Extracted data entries
------------------------------------------------
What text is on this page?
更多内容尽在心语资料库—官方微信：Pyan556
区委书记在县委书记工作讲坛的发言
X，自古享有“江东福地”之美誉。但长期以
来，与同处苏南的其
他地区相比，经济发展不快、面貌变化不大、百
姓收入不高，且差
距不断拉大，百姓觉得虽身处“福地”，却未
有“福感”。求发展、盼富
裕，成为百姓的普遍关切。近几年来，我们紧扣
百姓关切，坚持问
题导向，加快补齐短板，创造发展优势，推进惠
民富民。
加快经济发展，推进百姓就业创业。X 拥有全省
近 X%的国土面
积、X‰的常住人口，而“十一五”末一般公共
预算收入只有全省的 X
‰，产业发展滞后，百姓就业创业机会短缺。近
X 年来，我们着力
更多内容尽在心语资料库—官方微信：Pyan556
------------------------------------------------
Problem statement
Transcribe all of the lines in the records precisely.

Exercise solution
What text is on this page?
更多内容尽在心语资料库—官方微信：Pyan556
区委书记在县委书记工作讲坛的发言
X，自古享有“江东福地”之美誉。但长期以
来，与同处苏南的其
他地区相比，经济发展不快、面貌变化不大、百
姓收入不高，且差
距不断拉大，百姓觉得虽身处“福地”，却未
有“福感”。求发展、盼富
裕，成为百姓的普遍关切。近几年来，我们紧扣
百姓关切，坚持问
题导向，加快补齐短板，创造发展优势，推进惠
民富民。
加快经济发展，推进百姓就业创业。X 拥有全省
近 X%的国土面
积、X‰的常住人口，而“十一五”末一般公共
预算收入只有全省的 X
‰，产业发展滞后，百姓就业创业机会短缺。近
X 年来，我们着力
更多内容尽在心语资料库—官方微信：Pyan556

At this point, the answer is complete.